**Goal of the exercise:** Track down every line below that holds "font" and copy it.

Saved data entries
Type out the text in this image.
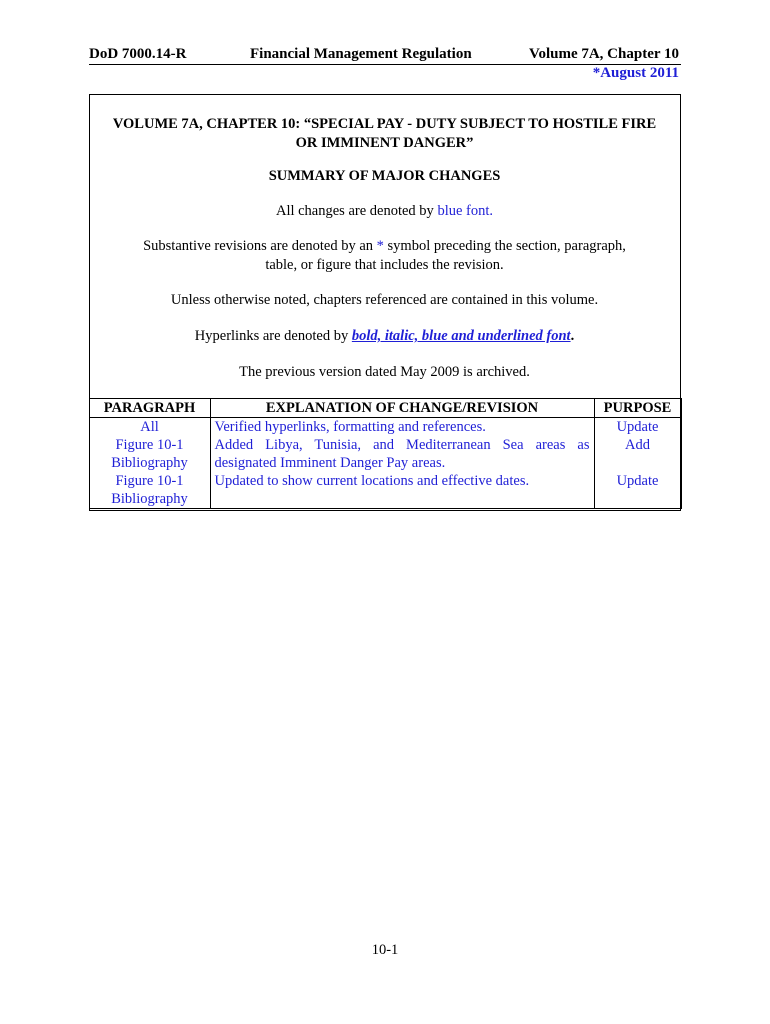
DoD 7000.14-R	Financial Management Regulation	Volume 7A, Chapter 10
*August 2011
VOLUME 7A, CHAPTER 10: “SPECIAL PAY - DUTY SUBJECT TO HOSTILE FIRE
OR IMMINENT DANGER”
SUMMARY OF MAJOR CHANGES
All changes are denoted by blue font.
Substantive revisions are denoted by an * symbol preceding the section, paragraph,
table, or figure that includes the revision.
Unless otherwise noted, chapters referenced are contained in this volume.
Hyperlinks are denoted by bold, italic, blue and underlined font.
The previous version dated May 2009 is archived.
PARAGRAPH	EXPLANATION OF CHANGE/REVISION	PURPOSE
All	Verified hyperlinks, formatting and references.	Update

Figure 10-1
Bibliography	Added Libya, Tunisia, and Mediterranean Sea areas as designated Imminent Danger Pay areas.	Add

Figure 10-1
Bibliography	Updated to show current locations and effective dates.	Update
10-1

**Solution for this problem:**
All changes are denoted by blue font.
Hyperlinks are denoted by bold, italic, blue and underlined font.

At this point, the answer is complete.